─── Fragmento del documento
# Algun programa de dibujo de esquemas?



## Selkir (Nov 28, 2007)

Hola a todos. Quiero un programa para dibujar los esquemas de mis circuitos. Tengo el Electronic Work Bench pero no me gusta porque le faltan muchas cosas, lo único que me gusta un poco es la interface.

Me gustaria que el programa también tubiera componentes antiguos como valvulas, pero si no los tienes no pasa nada; y a poder ser gratuito.

Muchas gracias. Saludos


----------



## ciri (Nov 28, 2007)

tal vez... por aquí..

https://www.forosdeelectronica.com/about24.html


----------



## Selkir (Nov 30, 2007)

He mirado y pocos son los que te ponen de que van.
Yo quiero uno que solo sea que para dibujar; como cuando pillas el paint, haces un dibujo y lo guardas, algo así.


----------



## electroaficionado (Nov 30, 2007)

Selkir dijo:
			
		

> He mirado y pocos son los que te ponen de que van.


? ? ? ? ? ? ? ? ? ? ? ? ? ?

La idea de la mayoria de los editores de esquematicos es que puedas convertir tus esquematicos en placas o bien simularlos, sino es un paint comun y corriente.
Puedes usar cualquiera y exportar el esquematico como una imagen, por ej el EAGLE que es el que uso yo que tiene una libreria que es bastante completa y se puede ampliar a tu gusto.
──────
─── Datos proporcionados
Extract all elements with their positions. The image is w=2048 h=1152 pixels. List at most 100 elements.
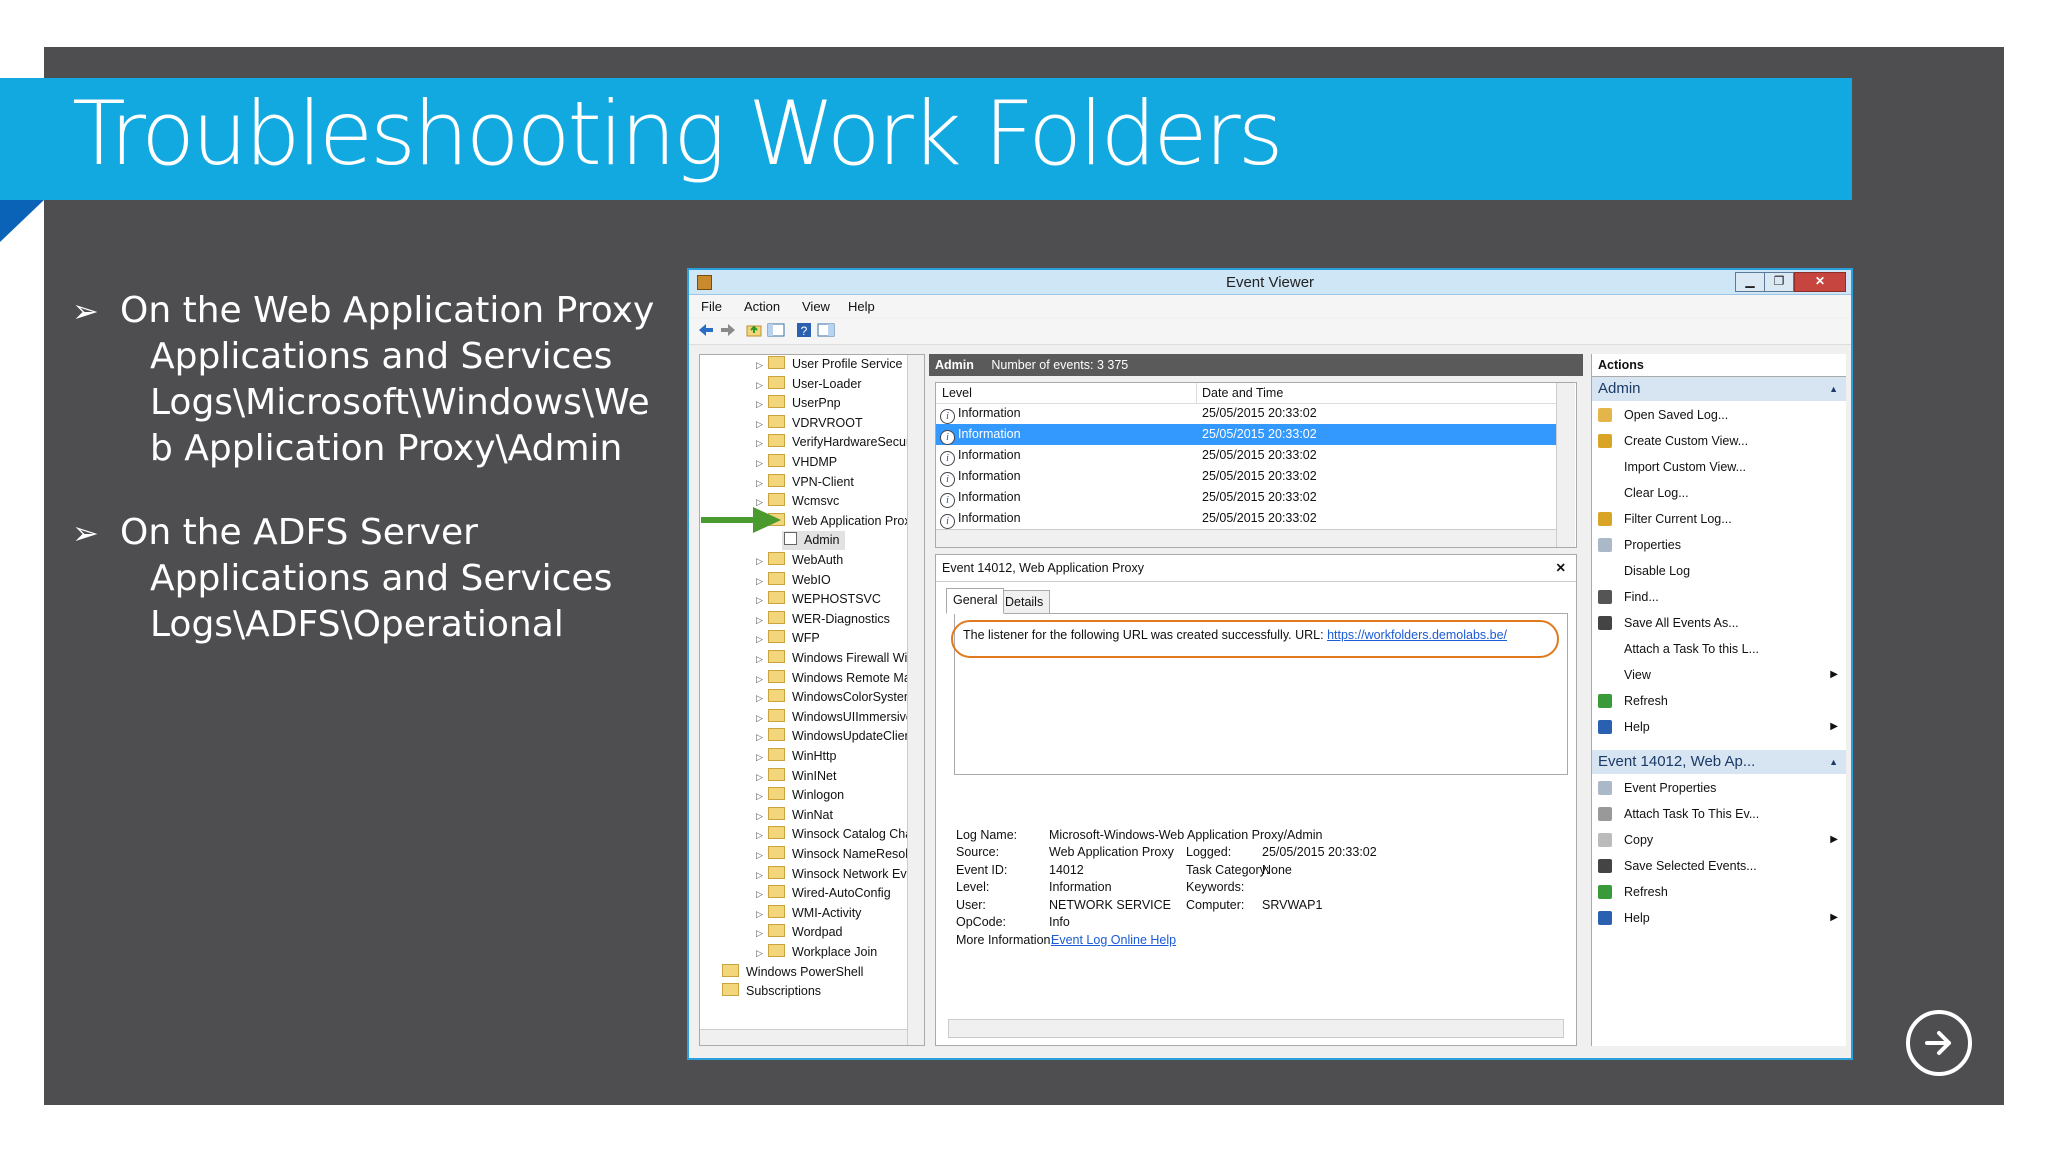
- detail-hscroll[interactable]: [948, 1019, 1564, 1038]
- close-detail-icon[interactable]: ✕: [1556, 555, 1566, 581]
- tree-item[interactable]: ▷ WindowsColorSystem: [756, 688, 914, 707]
- tab-general[interactable]: General: [946, 588, 1005, 614]
- close-button[interactable]: ✕: [1794, 272, 1846, 292]
- expand-icon[interactable]: ▷: [756, 846, 768, 865]
- tree-item[interactable]: ▷ WindowsUIImmersive: [756, 708, 913, 727]
- tree-item[interactable]: Windows PowerShell: [722, 963, 863, 982]
- collapse-icon[interactable]: ▲: [1829, 750, 1838, 774]
- expand-icon[interactable]: ▷: [756, 552, 768, 571]
- tree-item[interactable]: ▷ VerifyHardwareSecurity: [756, 433, 923, 452]
- table-row[interactable]: i Information 25/05/2015 20:33:02: [936, 487, 1556, 508]
- action-item[interactable]: Help ▶: [1592, 905, 1846, 931]
- tree-item[interactable]: ▷ VPN-Client: [756, 473, 854, 492]
- expand-icon[interactable]: ▷: [756, 591, 768, 610]
- maximize-button[interactable]: ❐: [1764, 272, 1794, 292]
- expand-icon[interactable]: ▷: [756, 944, 768, 963]
- menu-file[interactable]: File: [701, 299, 722, 314]
- tree-item[interactable]: ▷ Winsock Network Event: [756, 865, 924, 884]
- menu-action[interactable]: Action: [744, 299, 780, 314]
- action-item[interactable]: Attach a Task To this L...: [1592, 636, 1846, 662]
- expand-icon[interactable]: ▷: [756, 787, 768, 806]
- expand-icon[interactable]: ▷: [756, 395, 768, 414]
- next-slide-button[interactable]: [1906, 1010, 1972, 1076]
- tab-details[interactable]: Details: [998, 590, 1051, 614]
- expand-icon[interactable]: ▷: [756, 356, 768, 375]
- tree-item[interactable]: ▷ UserPnp: [756, 394, 841, 413]
- expand-icon[interactable]: ▷: [756, 905, 768, 924]
- event-list-hscroll[interactable]: [936, 529, 1556, 547]
- tree-item[interactable]: ▷ WinHttp: [756, 747, 836, 766]
- column-date-time[interactable]: Date and Time: [1202, 386, 1283, 400]
- back-icon[interactable]: [697, 321, 715, 339]
- expand-icon[interactable]: ▷: [756, 689, 768, 708]
- tree-item[interactable]: ▷ Windows Remote Manage: [756, 669, 924, 689]
- tree-item[interactable]: ▷ Wired-AutoConfig: [756, 884, 891, 903]
- action-item[interactable]: Refresh: [1592, 688, 1846, 714]
- expand-icon[interactable]: ▷: [756, 611, 768, 630]
- tree-item[interactable]: ▷ Winsock Catalog Change: [756, 825, 924, 845]
- action-item[interactable]: View ▶: [1592, 662, 1846, 688]
- expand-icon[interactable]: ▷: [756, 885, 768, 904]
- menu-help[interactable]: Help: [848, 299, 875, 314]
- forward-icon[interactable]: [719, 321, 737, 339]
- tree-item[interactable]: ▷ WER-Diagnostics: [756, 610, 890, 629]
- expand-icon[interactable]: ▷: [756, 650, 768, 669]
- expand-icon[interactable]: ▷: [756, 630, 768, 649]
- collapse-icon[interactable]: ▲: [1829, 377, 1838, 401]
- tree-vscroll[interactable]: [907, 355, 924, 1045]
- table-row[interactable]: i Information 25/05/2015 20:33:02: [936, 508, 1556, 529]
- action-item[interactable]: Open Saved Log...: [1592, 402, 1846, 428]
- tree-item[interactable]: ▷ WFP: [756, 629, 820, 648]
- tree-item[interactable]: Admin: [782, 531, 846, 551]
- expand-icon[interactable]: ▷: [756, 768, 768, 787]
- tree-hscroll[interactable]: [700, 1029, 907, 1045]
- tree-item[interactable]: ▷ WinINet: [756, 767, 836, 786]
- action-item[interactable]: Find...: [1592, 584, 1846, 610]
- table-row[interactable]: i Information 25/05/2015 20:33:02: [936, 445, 1556, 466]
- expand-icon[interactable]: ▷: [756, 826, 768, 845]
- tree-item[interactable]: ▷ WEPHOSTSVC: [756, 590, 881, 609]
- up-folder-icon[interactable]: [745, 321, 763, 339]
- tree-item[interactable]: ▷ Wordpad: [756, 923, 843, 942]
- tree-item[interactable]: ▷ VHDMP: [756, 453, 837, 472]
- table-row[interactable]: i Information 25/05/2015 20:33:02: [936, 466, 1556, 487]
- tree-item[interactable]: ▷ Winlogon: [756, 786, 844, 805]
- tree-item[interactable]: ▷ WindowsUpdateClient: [756, 727, 915, 746]
- show-action-pane-icon[interactable]: [817, 321, 835, 339]
- action-item[interactable]: Save Selected Events...: [1592, 853, 1846, 879]
- minimize-button[interactable]: ▁: [1735, 272, 1765, 292]
- tree-item[interactable]: ▷ WebAuth: [756, 551, 843, 570]
- expand-icon[interactable]: ▷: [756, 454, 768, 473]
- expand-icon[interactable]: ▷: [756, 924, 768, 943]
- action-item[interactable]: Event Properties: [1592, 775, 1846, 801]
- action-item[interactable]: Refresh: [1592, 879, 1846, 905]
- tree-item[interactable]: ▷ WebIO: [756, 571, 831, 590]
- actions-section-header[interactable]: Admin ▲: [1592, 377, 1846, 401]
- action-item[interactable]: Save All Events As...: [1592, 610, 1846, 636]
- tree-item[interactable]: ▷ Windows Firewall With Ad: [756, 649, 924, 669]
- tree-item[interactable]: ▷ User-Loader: [756, 375, 861, 394]
- expand-icon[interactable]: ▷: [756, 866, 768, 885]
- expand-icon[interactable]: ▷: [756, 728, 768, 747]
- tree-item[interactable]: ▷ WinNat: [756, 806, 833, 825]
- action-item[interactable]: Import Custom View...: [1592, 454, 1846, 480]
- help-icon[interactable]: ?: [795, 321, 813, 339]
- menu-view[interactable]: View: [802, 299, 830, 314]
- expand-icon[interactable]: ▷: [756, 670, 768, 689]
- action-item[interactable]: Filter Current Log...: [1592, 506, 1846, 532]
- tree-item[interactable]: ▷ Workplace Join: [756, 943, 877, 962]
- table-row[interactable]: i Information 25/05/2015 20:33:02: [936, 424, 1556, 445]
- action-item[interactable]: Disable Log: [1592, 558, 1846, 584]
- expand-icon[interactable]: ▷: [756, 572, 768, 591]
- action-item[interactable]: Attach Task To This Ev...: [1592, 801, 1846, 827]
- action-item[interactable]: Copy ▶: [1592, 827, 1846, 853]
- action-item[interactable]: Create Custom View...: [1592, 428, 1846, 454]
- tree-item[interactable]: ▷ User Profile Service: [756, 355, 902, 374]
- expand-icon[interactable]: ▷: [756, 474, 768, 493]
- event-list-vscroll[interactable]: [1556, 383, 1575, 547]
- expand-icon[interactable]: ▷: [756, 415, 768, 434]
- expand-icon[interactable]: ▷: [756, 434, 768, 453]
- column-level[interactable]: Level: [942, 386, 972, 400]
- show-hide-tree-icon[interactable]: [767, 321, 785, 339]
- tree-item[interactable]: ▷ Winsock NameResolution: [756, 845, 924, 865]
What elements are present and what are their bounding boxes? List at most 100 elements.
──────
### Lista de tareas
1. En el hilo del foro, ¿qué programa indica electroaficionado que utiliza?
2. Reproduzca del hilo del foro el fragmento que empieza con "Puedes usar cualquiera" y sigue hasta "a tu gusto.".
Los datos constituyen un material independiente del hilo del foro.

### Respuestas correctas
1. EAGLE.

2.
Puedes usar cualquiera y exportar el esquematico como una imagen, por ej el EAGLE que es el que uso yo que tiene una libreria que es bastante completa y se puede ampliar a tu gusto.